#### [Exercise instructions]
Copy all lines of the listing that include the string "from".

(Records about charts and figures)

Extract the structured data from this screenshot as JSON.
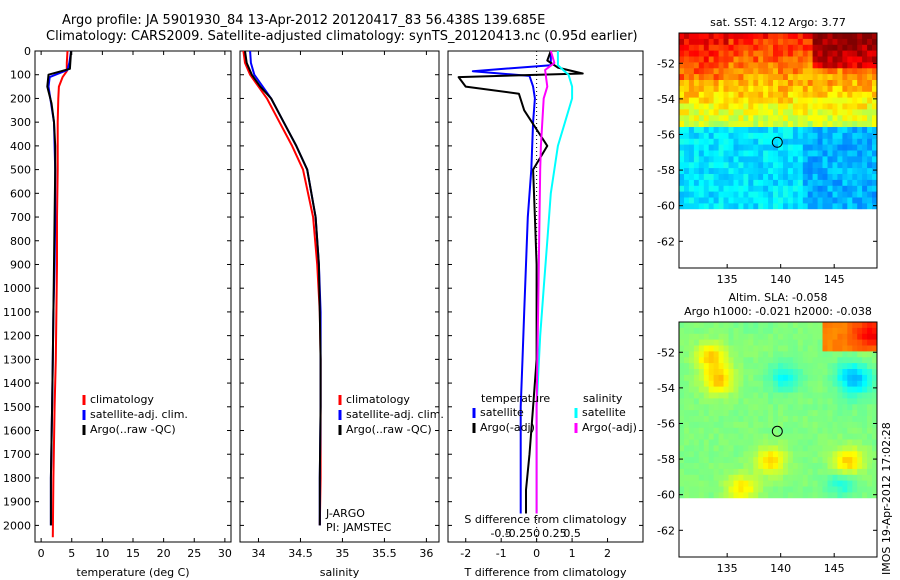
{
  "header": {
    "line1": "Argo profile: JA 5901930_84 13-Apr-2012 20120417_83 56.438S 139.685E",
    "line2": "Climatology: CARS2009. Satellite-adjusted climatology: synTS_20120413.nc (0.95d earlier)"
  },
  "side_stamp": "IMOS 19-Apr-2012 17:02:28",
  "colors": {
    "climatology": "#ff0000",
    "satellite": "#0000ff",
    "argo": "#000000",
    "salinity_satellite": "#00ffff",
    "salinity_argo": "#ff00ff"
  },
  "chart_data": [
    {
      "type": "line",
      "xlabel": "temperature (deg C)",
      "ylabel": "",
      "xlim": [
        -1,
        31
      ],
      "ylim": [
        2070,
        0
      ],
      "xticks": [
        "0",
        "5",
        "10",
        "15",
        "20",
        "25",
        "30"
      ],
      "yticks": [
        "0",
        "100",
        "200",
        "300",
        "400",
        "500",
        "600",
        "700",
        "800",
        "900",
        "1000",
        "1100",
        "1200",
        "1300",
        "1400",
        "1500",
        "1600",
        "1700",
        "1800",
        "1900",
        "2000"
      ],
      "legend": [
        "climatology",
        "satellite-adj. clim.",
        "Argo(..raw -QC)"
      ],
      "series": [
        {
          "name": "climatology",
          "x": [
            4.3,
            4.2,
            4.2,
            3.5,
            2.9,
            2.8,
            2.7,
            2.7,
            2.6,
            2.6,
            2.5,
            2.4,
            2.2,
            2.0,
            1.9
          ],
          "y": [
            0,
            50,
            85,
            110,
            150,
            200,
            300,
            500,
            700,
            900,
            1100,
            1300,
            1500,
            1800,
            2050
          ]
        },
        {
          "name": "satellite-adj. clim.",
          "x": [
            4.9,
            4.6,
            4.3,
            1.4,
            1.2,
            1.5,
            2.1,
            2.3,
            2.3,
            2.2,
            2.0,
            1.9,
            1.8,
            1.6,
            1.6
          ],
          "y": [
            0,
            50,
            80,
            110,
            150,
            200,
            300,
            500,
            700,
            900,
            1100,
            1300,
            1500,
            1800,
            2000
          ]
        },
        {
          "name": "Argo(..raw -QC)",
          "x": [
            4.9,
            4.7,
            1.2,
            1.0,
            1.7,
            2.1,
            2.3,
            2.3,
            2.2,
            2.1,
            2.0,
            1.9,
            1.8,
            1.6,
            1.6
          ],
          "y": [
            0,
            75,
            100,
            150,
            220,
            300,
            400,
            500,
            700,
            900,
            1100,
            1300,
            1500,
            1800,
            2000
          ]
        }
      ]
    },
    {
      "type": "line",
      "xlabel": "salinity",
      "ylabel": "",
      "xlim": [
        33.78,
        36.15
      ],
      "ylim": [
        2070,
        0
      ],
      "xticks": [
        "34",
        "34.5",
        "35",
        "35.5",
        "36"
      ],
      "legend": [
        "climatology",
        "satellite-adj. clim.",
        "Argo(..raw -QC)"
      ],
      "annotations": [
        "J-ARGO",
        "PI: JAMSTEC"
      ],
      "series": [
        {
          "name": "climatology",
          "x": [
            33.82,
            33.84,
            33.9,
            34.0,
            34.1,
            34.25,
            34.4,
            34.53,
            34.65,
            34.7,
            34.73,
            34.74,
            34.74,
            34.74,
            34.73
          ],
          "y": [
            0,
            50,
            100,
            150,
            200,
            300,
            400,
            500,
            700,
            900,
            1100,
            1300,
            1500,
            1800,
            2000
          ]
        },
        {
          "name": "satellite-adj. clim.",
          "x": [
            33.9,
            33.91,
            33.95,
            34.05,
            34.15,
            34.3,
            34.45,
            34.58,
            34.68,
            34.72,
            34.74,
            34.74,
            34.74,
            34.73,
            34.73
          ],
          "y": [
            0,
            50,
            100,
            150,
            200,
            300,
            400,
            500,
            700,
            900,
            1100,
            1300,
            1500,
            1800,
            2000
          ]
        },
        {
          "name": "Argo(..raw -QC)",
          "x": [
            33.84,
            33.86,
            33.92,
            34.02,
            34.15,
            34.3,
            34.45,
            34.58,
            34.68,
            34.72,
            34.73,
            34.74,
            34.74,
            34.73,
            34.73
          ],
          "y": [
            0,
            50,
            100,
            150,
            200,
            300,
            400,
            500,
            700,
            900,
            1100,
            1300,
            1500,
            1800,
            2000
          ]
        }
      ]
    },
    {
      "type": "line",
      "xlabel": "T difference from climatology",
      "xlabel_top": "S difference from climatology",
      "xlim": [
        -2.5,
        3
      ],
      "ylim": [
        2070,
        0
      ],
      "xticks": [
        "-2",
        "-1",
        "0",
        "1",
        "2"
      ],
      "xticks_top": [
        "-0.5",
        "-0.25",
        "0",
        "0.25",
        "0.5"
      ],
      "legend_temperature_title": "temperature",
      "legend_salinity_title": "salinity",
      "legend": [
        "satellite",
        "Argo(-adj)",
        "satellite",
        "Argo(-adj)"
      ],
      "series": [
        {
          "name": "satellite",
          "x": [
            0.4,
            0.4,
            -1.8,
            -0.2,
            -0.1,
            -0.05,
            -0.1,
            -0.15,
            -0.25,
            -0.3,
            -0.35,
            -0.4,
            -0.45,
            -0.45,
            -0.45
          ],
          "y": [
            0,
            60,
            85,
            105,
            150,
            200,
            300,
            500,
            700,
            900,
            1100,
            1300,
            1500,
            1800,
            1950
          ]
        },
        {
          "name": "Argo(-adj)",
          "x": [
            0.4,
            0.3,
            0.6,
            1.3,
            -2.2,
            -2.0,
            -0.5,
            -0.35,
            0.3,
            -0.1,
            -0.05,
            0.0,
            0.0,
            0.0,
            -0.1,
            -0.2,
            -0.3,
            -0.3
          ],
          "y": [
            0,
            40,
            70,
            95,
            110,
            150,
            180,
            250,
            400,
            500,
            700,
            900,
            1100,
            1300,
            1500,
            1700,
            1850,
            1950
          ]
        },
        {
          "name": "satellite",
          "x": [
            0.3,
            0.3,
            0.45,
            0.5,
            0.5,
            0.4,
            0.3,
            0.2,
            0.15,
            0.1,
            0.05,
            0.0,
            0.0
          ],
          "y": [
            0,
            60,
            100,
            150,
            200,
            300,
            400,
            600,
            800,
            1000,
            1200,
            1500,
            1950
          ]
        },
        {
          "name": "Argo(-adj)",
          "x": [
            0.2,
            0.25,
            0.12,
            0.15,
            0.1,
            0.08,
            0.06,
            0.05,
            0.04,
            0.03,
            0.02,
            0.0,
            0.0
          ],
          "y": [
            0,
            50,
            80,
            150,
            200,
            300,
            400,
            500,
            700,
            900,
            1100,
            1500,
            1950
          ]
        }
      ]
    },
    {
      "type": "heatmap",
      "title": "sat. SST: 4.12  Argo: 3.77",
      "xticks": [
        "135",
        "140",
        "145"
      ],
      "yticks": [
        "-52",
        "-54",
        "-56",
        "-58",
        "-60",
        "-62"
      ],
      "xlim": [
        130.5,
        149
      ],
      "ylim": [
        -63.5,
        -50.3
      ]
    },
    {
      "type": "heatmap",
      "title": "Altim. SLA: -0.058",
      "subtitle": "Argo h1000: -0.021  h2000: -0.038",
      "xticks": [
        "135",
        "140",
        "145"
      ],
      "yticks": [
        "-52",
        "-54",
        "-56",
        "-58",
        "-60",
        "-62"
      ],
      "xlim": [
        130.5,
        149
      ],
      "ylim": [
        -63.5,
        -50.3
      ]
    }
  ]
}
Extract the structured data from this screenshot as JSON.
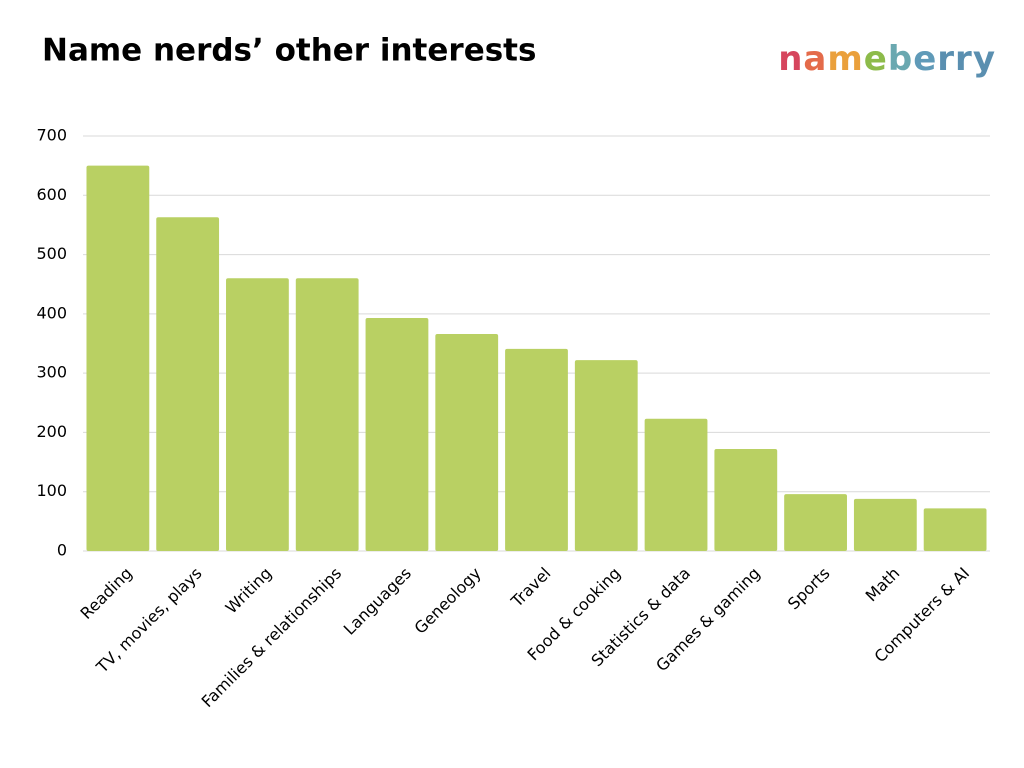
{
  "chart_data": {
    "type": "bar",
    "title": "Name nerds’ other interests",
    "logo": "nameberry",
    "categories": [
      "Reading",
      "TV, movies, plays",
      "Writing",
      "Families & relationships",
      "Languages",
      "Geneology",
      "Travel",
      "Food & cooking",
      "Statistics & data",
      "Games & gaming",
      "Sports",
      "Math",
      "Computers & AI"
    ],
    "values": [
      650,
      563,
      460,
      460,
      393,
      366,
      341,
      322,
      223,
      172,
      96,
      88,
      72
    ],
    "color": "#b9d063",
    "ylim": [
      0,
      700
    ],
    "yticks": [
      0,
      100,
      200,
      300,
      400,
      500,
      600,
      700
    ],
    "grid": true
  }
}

#### [Expected output]
Extract the structured data from this screenshot as JSON.
      "xlabel": "T difference from climatology",
      "xlabel_top": "S difference from climatology",
Extract the structured data from this screenshot as JSON.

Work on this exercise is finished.